Records from a collection of figures:
----------

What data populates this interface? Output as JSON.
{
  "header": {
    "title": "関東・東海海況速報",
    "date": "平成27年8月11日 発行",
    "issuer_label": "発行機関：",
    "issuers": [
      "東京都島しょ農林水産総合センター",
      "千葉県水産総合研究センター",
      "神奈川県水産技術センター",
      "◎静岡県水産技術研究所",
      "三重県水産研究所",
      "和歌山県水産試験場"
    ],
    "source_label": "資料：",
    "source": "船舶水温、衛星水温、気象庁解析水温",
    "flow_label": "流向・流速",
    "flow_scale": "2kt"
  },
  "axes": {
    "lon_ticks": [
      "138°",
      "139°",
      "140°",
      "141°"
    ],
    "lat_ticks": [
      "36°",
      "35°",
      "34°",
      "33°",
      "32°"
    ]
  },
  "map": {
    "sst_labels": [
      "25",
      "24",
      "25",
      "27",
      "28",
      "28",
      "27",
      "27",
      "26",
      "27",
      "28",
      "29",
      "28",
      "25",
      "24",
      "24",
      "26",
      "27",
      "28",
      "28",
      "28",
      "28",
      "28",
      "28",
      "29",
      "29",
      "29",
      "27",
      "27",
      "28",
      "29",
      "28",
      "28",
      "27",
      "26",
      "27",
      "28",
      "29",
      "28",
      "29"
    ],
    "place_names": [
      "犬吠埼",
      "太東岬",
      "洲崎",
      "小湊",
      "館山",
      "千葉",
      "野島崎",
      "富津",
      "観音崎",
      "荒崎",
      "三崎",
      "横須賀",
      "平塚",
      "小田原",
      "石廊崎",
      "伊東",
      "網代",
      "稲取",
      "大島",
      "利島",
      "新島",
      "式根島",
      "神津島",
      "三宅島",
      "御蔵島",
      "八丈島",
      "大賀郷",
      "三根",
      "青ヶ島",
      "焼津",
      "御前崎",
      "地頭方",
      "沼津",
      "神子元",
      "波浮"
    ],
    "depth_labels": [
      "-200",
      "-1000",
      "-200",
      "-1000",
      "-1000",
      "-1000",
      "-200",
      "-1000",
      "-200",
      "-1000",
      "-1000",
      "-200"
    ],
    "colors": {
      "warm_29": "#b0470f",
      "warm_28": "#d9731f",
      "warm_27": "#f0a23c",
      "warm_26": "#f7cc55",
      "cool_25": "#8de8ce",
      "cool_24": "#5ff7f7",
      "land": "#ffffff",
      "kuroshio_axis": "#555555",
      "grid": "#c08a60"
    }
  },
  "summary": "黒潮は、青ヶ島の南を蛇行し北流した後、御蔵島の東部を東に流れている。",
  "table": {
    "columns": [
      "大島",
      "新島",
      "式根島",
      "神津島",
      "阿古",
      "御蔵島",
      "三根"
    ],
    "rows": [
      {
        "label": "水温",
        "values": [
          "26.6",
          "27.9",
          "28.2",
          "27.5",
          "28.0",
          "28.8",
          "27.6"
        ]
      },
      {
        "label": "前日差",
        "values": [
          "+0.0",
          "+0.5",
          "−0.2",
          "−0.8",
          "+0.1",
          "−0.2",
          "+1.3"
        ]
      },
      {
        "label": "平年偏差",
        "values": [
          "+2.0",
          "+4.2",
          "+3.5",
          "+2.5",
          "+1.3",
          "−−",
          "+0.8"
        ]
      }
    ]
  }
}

----------

## Directive:
Print the entries exactly. Include every one.

## Correct output:
What data populates this interface? Output as JSON.
{
  "header": {
    "title": "関東・東海海況速報",
    "date": "平成27年8月11日 発行",
    "issuer_label": "発行機関：",
    "issuers": [
      "東京都島しょ農林水産総合センター",
      "千葉県水産総合研究センター",
      "神奈川県水産技術センター",
      "◎静岡県水産技術研究所",
      "三重県水産研究所",
      "和歌山県水産試験場"
    ],
    "source_label": "資料：",
    "source": "船舶水温、衛星水温、気象庁解析水温",
    "flow_label": "流向・流速",
    "flow_scale": "2kt"
  },
  "axes": {
    "lon_ticks": [
      "138°",
      "139°",
      "140°",
      "141°"
    ],
    "lat_ticks": [
      "36°",
      "35°",
      "34°",
      "33°",
      "32°"
    ]
  },
  "map": {
    "sst_labels": [
      "25",
      "24",
      "25",
      "27",
      "28",
      "28",
      "27",
      "27",
      "26",
      "27",
      "28",
      "29",
      "28",
      "25",
      "24",
      "24",
      "26",
      "27",
      "28",
      "28",
      "28",
      "28",
      "28",
      "28",
      "29",
      "29",
      "29",
      "27",
      "27",
      "28",
      "29",
      "28",
      "28",
      "27",
      "26",
      "27",
      "28",
      "29",
      "28",
      "29"
    ],
    "place_names": [
      "犬吠埼",
      "太東岬",
      "洲崎",
      "小湊",
      "館山",
      "千葉",
      "野島崎",
      "富津",
      "観音崎",
      "荒崎",
      "三崎",
      "横須賀",
      "平塚",
      "小田原",
      "石廊崎",
      "伊東",
      "網代",
      "稲取",
      "大島",
      "利島",
      "新島",
      "式根島",
      "神津島",
      "三宅島",
      "御蔵島",
      "八丈島",
      "大賀郷",
      "三根",
      "青ヶ島",
      "焼津",
      "御前崎",
      "地頭方",
      "沼津",
      "神子元",
      "波浮"
    ],
    "depth_labels": [
      "-200",
      "-1000",
      "-200",
      "-1000",
      "-1000",
      "-1000",
      "-200",
      "-1000",
      "-200",
      "-1000",
      "-1000",
      "-200"
    ],
    "colors": {
      "warm_29": "#b0470f",
      "warm_28": "#d9731f",
      "warm_27": "#f0a23c",
      "warm_26": "#f7cc55",
      "cool_25": "#8de8ce",
      "cool_24": "#5ff7f7",
      "land": "#ffffff",
      "kuroshio_axis": "#555555",
      "grid": "#c08a60"
    }
  },
  "summary": "黒潮は、青ヶ島の南を蛇行し北流した後、御蔵島の東部を東に流れている。",
  "table": {
    "columns": [
      "大島",
      "新島",
      "式根島",
      "神津島",
      "阿古",
      "御蔵島",
      "三根"
    ],
    "rows": [
      {
        "label": "水温",
        "values": [
          "26.6",
          "27.9",
          "28.2",
          "27.5",
          "28.0",
          "28.8",
          "27.6"
        ]
      },
      {
        "label": "前日差",
        "values": [
          "+0.0",
          "+0.5",
          "−0.2",
          "−0.8",
          "+0.1",
          "−0.2",
          "+1.3"
        ]
      },
      {
        "label": "平年偏差",
        "values": [
          "+2.0",
          "+4.2",
          "+3.5",
          "+2.5",
          "+1.3",
          "−−",
          "+0.8"
        ]
      }
    ]
  }
}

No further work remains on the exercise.